Problema planteado 1: Imprime la biografía de Octavio Paz completa y sin ninguna modificación.

OCTAVIO PAZ

22.10.2012 19:23

OCTAVIO PAZ

(1914−1998)

Nacido en Mixcoac, ciudad de México, pasó su niñez en la biblioteca de su abuelo, Ireneo Paz. A los 17 años

publicó su primer poema Cabellera y fundó la revista Barandal, con la que inició su actividad relacionada con

la creación y difusión de revistas literarias. En 1933 apareció su primer poemario Luna silvestre y fundó la

revista Cuadernos del Valle de México. En 1937 se trasladó a Yucatán como profesor rural y poco después se

casó con la escritora Elena Garro, con quien asistió ese mismo año al Congreso de Escritores Antifascistas

celebrado en Valencia (España). En esta última ciudad publicó Bajo tu clara sombra y otros poemas sobre

España (1937) y entró en contacto con los intelectuales de la II República y con el poeta chileno Pablo

Neruda.Ya de regreso a México se acercó a Jorge Cuesta y Xavier Villaurrutia y publicó ¡No pasarán! y Raíz

del hombre. Con Efraín Huerta y Rafael Solana, entre otros, fundó la revista Taller en 1938, en la que

participaron los escritores españoles de su generación exiliados en México. Un año después publicó A la orilla

del mundo y Noche de resurrecciones. En 1942, a instancias de José Bergamín, dio la conferencia titulada

Poesía de soledad, poesía de comunión, en la que estableció sus diferencias con la generación anterior y trató

de conciliar en una sola voz las poéticas de Villaurrutia y Neruda.En 1944, gracias a una beca Guggenheim,

pasó un año en Estados Unidos, donde descubrió la poesía de lengua inglesa. En 1946 se incorporó al Servicio

Exterior Mexicano y fue enviado a París. A través del poeta surrealista Benjamin Péret conoció a André

Breton y entabló amistad con Albert Camus y otros intelectuales europeos e hispanoamericanos del París de la

posguerra. Esta estancia definirá con precisión sus posiciones culturales y políticas: cada vez más alejado del

marxismo, se fue acercando al surrealismo y empezó a interesarse por otros temas.

Datos proporcionados:
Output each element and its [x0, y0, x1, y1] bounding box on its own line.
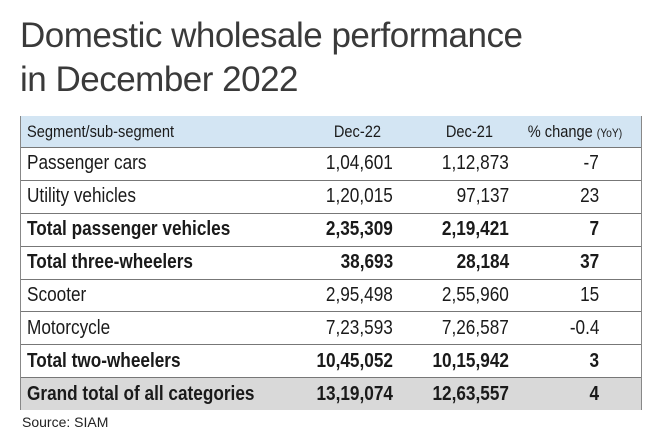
table-cell: Grand total of all categories: [27, 378, 307, 410]
cell-text: 7: [589, 218, 599, 241]
cell-text: 2,95,498: [326, 284, 393, 307]
table-cell: 2,35,309: [301, 214, 393, 246]
cell-text: 4: [589, 382, 599, 405]
cell-text: 2,19,421: [442, 218, 509, 241]
cell-text: 10,45,052: [316, 349, 393, 372]
cell-text: 10,15,942: [432, 349, 509, 372]
cell-text: 1,12,873: [442, 152, 509, 175]
cell-text: 7,23,593: [326, 316, 393, 339]
table-row: Motorcycle 7,23,593 7,26,587 -0.4: [21, 313, 641, 346]
table-cell: 1,12,873: [401, 148, 509, 180]
header-cell: Dec-21: [421, 116, 517, 147]
table-cell: 10,15,942: [401, 345, 509, 377]
table-cell: 10,45,052: [301, 345, 393, 377]
table-cell: 2,95,498: [301, 280, 393, 312]
header-text: % change (YoY): [528, 122, 623, 142]
cell-text: Passenger cars: [27, 152, 147, 175]
header-cell: % change (YoY): [511, 116, 639, 147]
table-cell: Total passenger vehicles: [27, 214, 307, 246]
cell-text: 15: [579, 284, 599, 307]
cell-text: Scooter: [27, 284, 87, 307]
header-text: Dec-21: [445, 122, 492, 142]
cell-text: Total passenger vehicles: [27, 218, 231, 241]
cell-text: 2,55,960: [442, 284, 509, 307]
cell-text: 13,19,074: [316, 382, 393, 405]
table: Segment/sub-segment Dec-22 Dec-21 % change …: [20, 116, 642, 411]
table-cell: 4: [511, 378, 599, 410]
table-row: Total two-wheelers 10,45,052 10,15,942 3: [21, 345, 641, 379]
header-label: Segment/sub-segment: [27, 121, 175, 141]
table-row: Grand total of all categories 13,19,074 12…: [21, 378, 641, 411]
cell-text: Total three-wheelers: [27, 251, 194, 274]
header-cell: Segment/sub-segment: [27, 116, 307, 147]
table-cell: 1,20,015: [301, 181, 393, 213]
cell-text: 97,137: [456, 185, 509, 208]
header-note: (YoY): [596, 125, 623, 140]
header-label: % change: [527, 121, 593, 141]
cell-text: -0.4: [569, 316, 599, 339]
table-cell: Total two-wheelers: [27, 345, 307, 377]
table-cell: -7: [511, 148, 599, 180]
cell-text: Motorcycle: [27, 316, 111, 339]
title-line: in December 2022: [20, 60, 299, 99]
header-text: Dec-22: [333, 122, 380, 142]
table-row: Scooter 2,95,498 2,55,960 15: [21, 280, 641, 313]
title-line: Domestic wholesale performance: [20, 16, 523, 55]
source: Source: SIAM: [22, 414, 109, 430]
table-cell: 38,693: [301, 247, 393, 279]
cell-text: 3: [589, 349, 599, 372]
table-cell: Utility vehicles: [27, 181, 307, 213]
header-label: Dec-22: [333, 121, 381, 141]
table-cell: Passenger cars: [27, 148, 307, 180]
table-row: Total three-wheelers 38,693 28,184 37: [21, 247, 641, 280]
table-cell: 1,04,601: [301, 148, 393, 180]
table-row: Utility vehicles 1,20,015 97,137 23: [21, 181, 641, 214]
cell-text: 7,26,587: [442, 316, 509, 339]
cell-text: 28,184: [456, 251, 509, 274]
table-cell: -0.4: [511, 313, 599, 345]
table-cell: 3: [511, 345, 599, 377]
table-cell: Total three-wheelers: [27, 247, 307, 279]
table-row: Passenger cars 1,04,601 1,12,873 -7: [21, 148, 641, 181]
table-cell: 2,55,960: [401, 280, 509, 312]
header-label: Dec-21: [445, 121, 493, 141]
cell-text: Utility vehicles: [27, 185, 136, 208]
cell-text: 1,04,601: [326, 152, 393, 175]
cell-text: 38,693: [340, 251, 393, 274]
table-cell: Scooter: [27, 280, 307, 312]
header-cell: Dec-22: [307, 116, 407, 147]
cell-text: 1,20,015: [326, 185, 393, 208]
cell-text: 23: [579, 185, 599, 208]
cell-text: 12,63,557: [432, 382, 509, 405]
cell-text: -7: [583, 152, 599, 175]
header-text: Segment/sub-segment: [27, 122, 174, 142]
table-cell: 7,23,593: [301, 313, 393, 345]
table-cell: 7: [511, 214, 599, 246]
header-row: Segment/sub-segment Dec-22 Dec-21 % change …: [21, 116, 641, 148]
cell-text: 37: [579, 251, 599, 274]
table-cell: 37: [511, 247, 599, 279]
table-cell: 7,26,587: [401, 313, 509, 345]
table-cell: Motorcycle: [27, 313, 307, 345]
table-cell: 97,137: [401, 181, 509, 213]
cell-text: 2,35,309: [326, 218, 393, 241]
cell-text: Grand total of all categories: [27, 382, 255, 405]
table-cell: 15: [511, 280, 599, 312]
table-cell: 23: [511, 181, 599, 213]
table-cell: 28,184: [401, 247, 509, 279]
table-cell: 2,19,421: [401, 214, 509, 246]
table-row: Total passenger vehicles 2,35,309 2,19,421…: [21, 214, 641, 247]
table-cell: 12,63,557: [401, 378, 509, 410]
table-cell: 13,19,074: [301, 378, 393, 410]
cell-text: Total two-wheelers: [27, 349, 181, 372]
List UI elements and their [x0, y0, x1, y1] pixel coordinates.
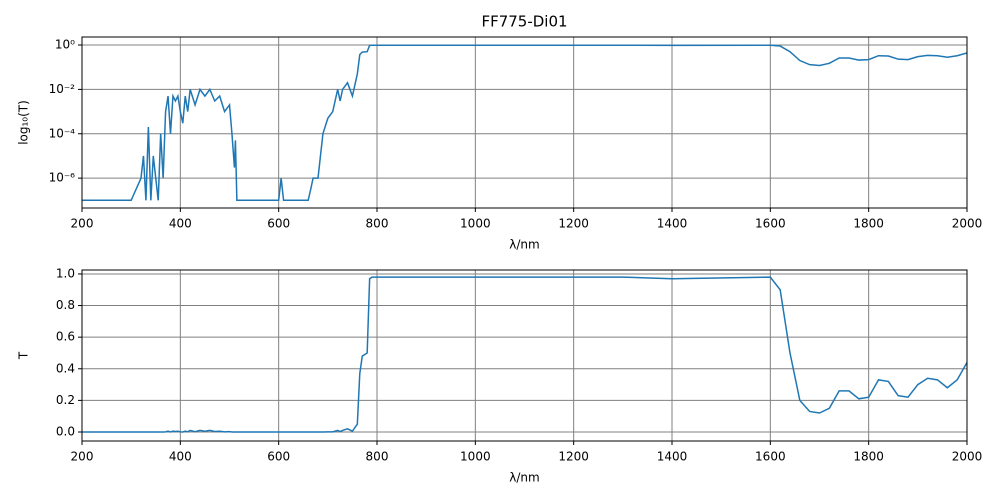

Problema planteado 2: En el listado, toma las líneas que empiezan en la que contiene "table-cell: Grand total" y siguen hasta la que contiene "table-cell: 10,45,052: [301, 345, 393, 377]", ambas incluidas. Cambia en ellas "Motorcycle" por "Motocicleta" y devuelve solo esas líneas, sin ninguna otra alteración.

Respuesta completa 1:
OCTAVIO PAZ

22.10.2012 19:23

OCTAVIO PAZ

(1914−1998)

Nacido en Mixcoac, ciudad de México, pasó su niñez en la biblioteca de su abuelo, Ireneo Paz. A los 17 años

publicó su primer poema Cabellera y fundó la revista Barandal, con la que inició su actividad relacionada con

la creación y difusión de revistas literarias. En 1933 apareció su primer poemario Luna silvestre y fundó la

revista Cuadernos del Valle de México. En 1937 se trasladó a Yucatán como profesor rural y poco después se

casó con la escritora Elena Garro, con quien asistió ese mismo año al Congreso de Escritores Antifascistas

celebrado en Valencia (España). En esta última ciudad publicó Bajo tu clara sombra y otros poemas sobre

España (1937) y entró en contacto con los intelectuales de la II República y con el poeta chileno Pablo

Neruda.Ya de regreso a México se acercó a Jorge Cuesta y Xavier Villaurrutia y publicó ¡No pasarán! y Raíz

del hombre. Con Efraín Huerta y Rafael Solana, entre otros, fundó la revista Taller en 1938, en la que

participaron los escritores españoles de su generación exiliados en México. Un año después publicó A la orilla

del mundo y Noche de resurrecciones. En 1942, a instancias de José Bergamín, dio la conferencia titulada

Poesía de soledad, poesía de comunión, en la que estableció sus diferencias con la generación anterior y trató

de conciliar en una sola voz las poéticas de Villaurrutia y Neruda.En 1944, gracias a una beca Guggenheim,

pasó un año en Estados Unidos, donde descubrió la poesía de lengua inglesa. En 1946 se incorporó al Servicio

Exterior Mexicano y fue enviado a París. A través del poeta surrealista Benjamin Péret conoció a André

Breton y entabló amistad con Albert Camus y otros intelectuales europeos e hispanoamericanos del París de la

posguerra. Esta estancia definirá con precisión sus posiciones culturales y políticas: cada vez más alejado del

marxismo, se fue acercando al surrealismo y empezó a interesarse por otros temas.

Respuesta completa 2:
table-cell: Grand total of all categories: [27, 378, 307, 410]
cell-text: 7: [589, 218, 599, 241]
cell-text: 2,95,498: [326, 284, 393, 307]
table-cell: 2,35,309: [301, 214, 393, 246]
cell-text: 4: [589, 382, 599, 405]
cell-text: 2,19,421: [442, 218, 509, 241]
cell-text: 10,45,052: [316, 349, 393, 372]
cell-text: 10,15,942: [432, 349, 509, 372]
cell-text: 1,12,873: [442, 152, 509, 175]
cell-text: 7,23,593: [326, 316, 393, 339]
table-row: Motocicleta 7,23,593 7,26,587 -0.4: [21, 313, 641, 346]
table-cell: 1,12,873: [401, 148, 509, 180]
header-cell: Dec-21: [421, 116, 517, 147]
table-cell: 10,15,942: [401, 345, 509, 377]
table-cell: 10,45,052: [301, 345, 393, 377]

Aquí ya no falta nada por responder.